* _Given data_
==*==

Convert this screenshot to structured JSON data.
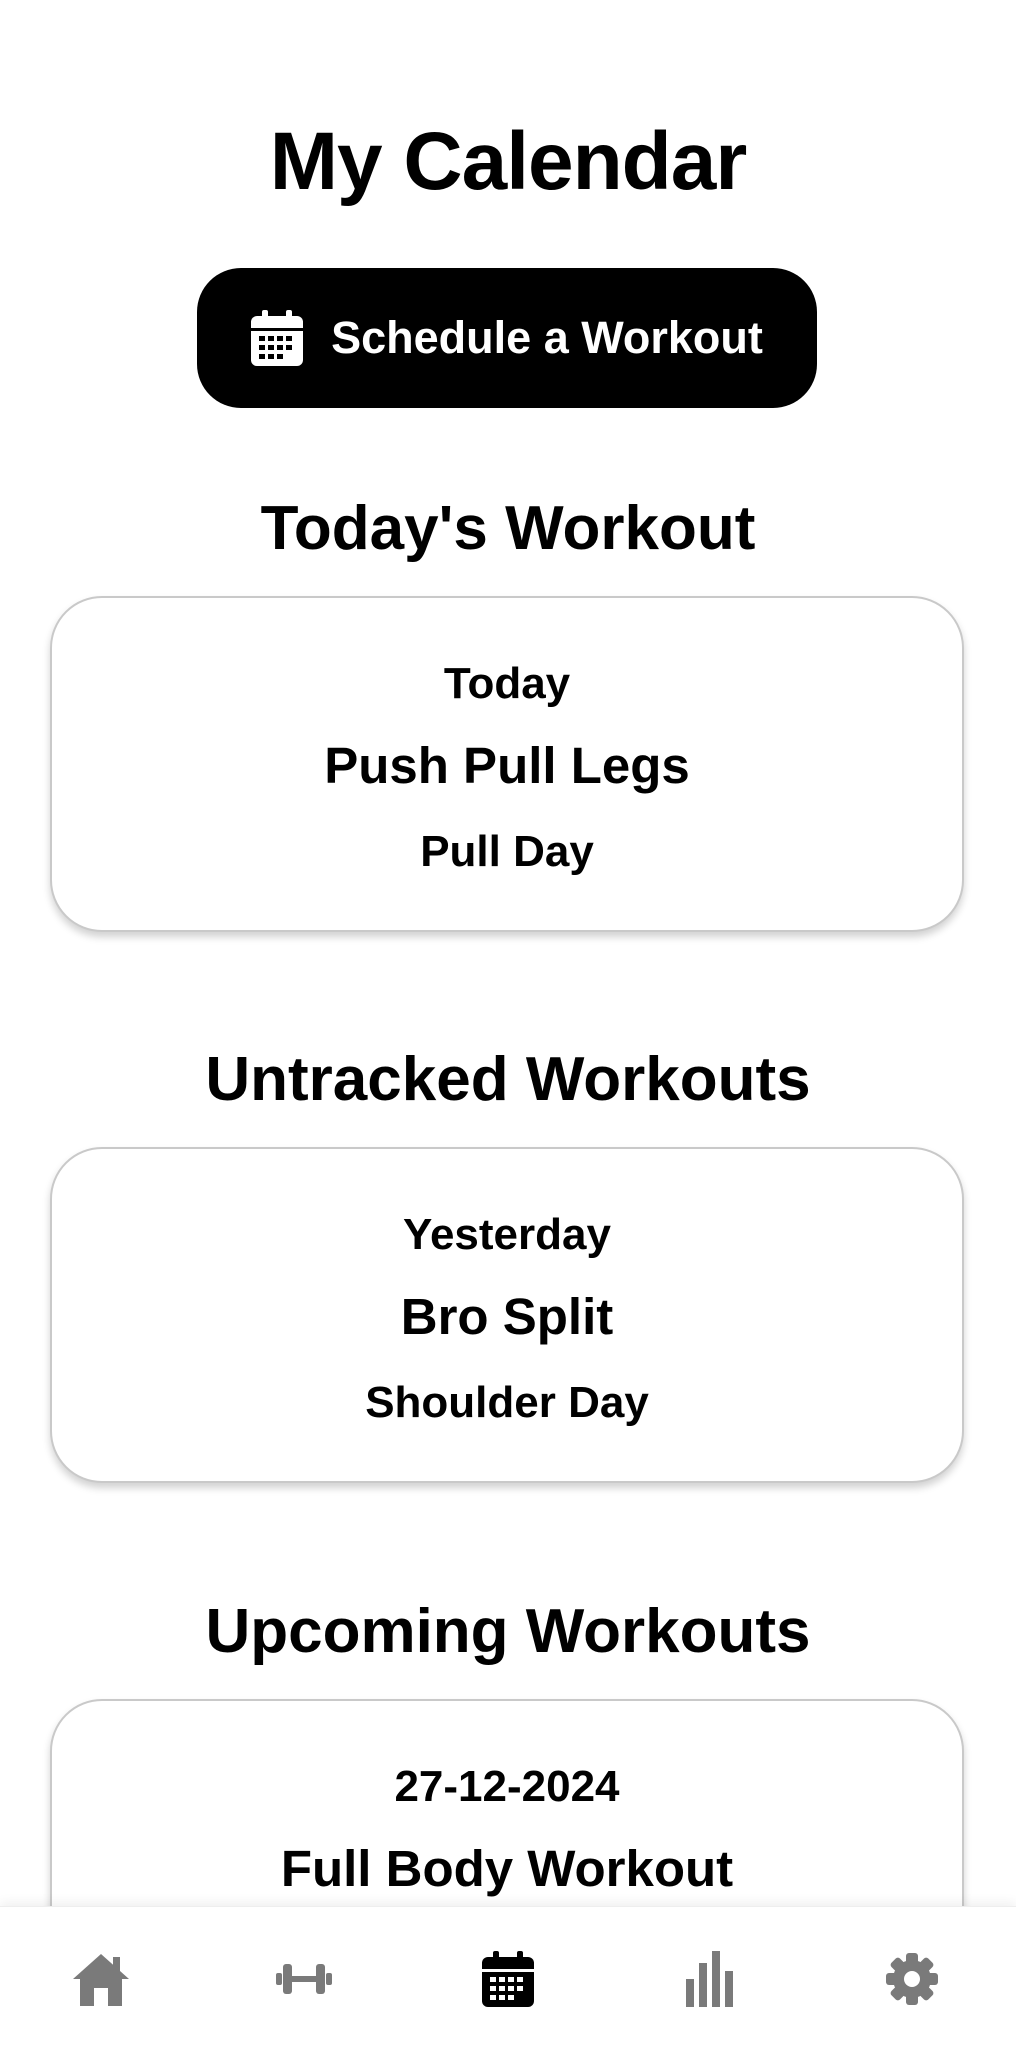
{
  "page": {
    "title": "My Calendar"
  },
  "schedule_button": {
    "label": "Schedule a Workout",
    "icon": "calendar-icon"
  },
  "sections": {
    "today": {
      "title": "Today's Workout",
      "cards": [
        {
          "when": "Today",
          "program": "Push Pull Legs",
          "day": "Pull Day"
        }
      ]
    },
    "untracked": {
      "title": "Untracked Workouts",
      "cards": [
        {
          "when": "Yesterday",
          "program": "Bro Split",
          "day": "Shoulder Day"
        }
      ]
    },
    "upcoming": {
      "title": "Upcoming Workouts",
      "cards": [
        {
          "when": "27-12-2024",
          "program": "Full Body Workout",
          "day": ""
        }
      ]
    }
  },
  "bottom_nav": {
    "items": [
      {
        "icon": "home-icon",
        "active": false
      },
      {
        "icon": "dumbbell-icon",
        "active": false
      },
      {
        "icon": "calendar-icon",
        "active": true
      },
      {
        "icon": "bar-chart-icon",
        "active": false
      },
      {
        "icon": "gear-icon",
        "active": false
      }
    ],
    "active_color": "#000000",
    "inactive_color": "#7a7a7a"
  },
  "colors": {
    "background": "#ffffff",
    "primary": "#000000",
    "card_border": "#c9c9c9"
  }
}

==*==

* _Problem description_
Copy out the data above exactly, except the pictures.

* _Solution to this exercise_
Convert this screenshot to structured JSON data.
{
  "page": {
    "title": "My Calendar"
  },
  "schedule_button": {
    "label": "Schedule a Workout",
    "icon": "calendar-icon"
  },
  "sections": {
    "today": {
      "title": "Today's Workout",
      "cards": [
        {
          "when": "Today",
          "program": "Push Pull Legs",
          "day": "Pull Day"
        }
      ]
    },
    "untracked": {
      "title": "Untracked Workouts",
      "cards": [
        {
          "when": "Yesterday",
          "program": "Bro Split",
          "day": "Shoulder Day"
        }
      ]
    },
    "upcoming": {
      "title": "Upcoming Workouts",
      "cards": [
        {
          "when": "27-12-2024",
          "program": "Full Body Workout",
          "day": ""
        }
      ]
    }
  },
  "bottom_nav": {
    "items": [
      {
        "icon": "home-icon",
        "active": false
      },
      {
        "icon": "dumbbell-icon",
        "active": false
      },
      {
        "icon": "calendar-icon",
        "active": true
      },
      {
        "icon": "bar-chart-icon",
        "active": false
      },
      {
        "icon": "gear-icon",
        "active": false
      }
    ],
    "active_color": "#000000",
    "inactive_color": "#7a7a7a"
  },
  "colors": {
    "background": "#ffffff",
    "primary": "#000000",
    "card_border": "#c9c9c9"
  }
}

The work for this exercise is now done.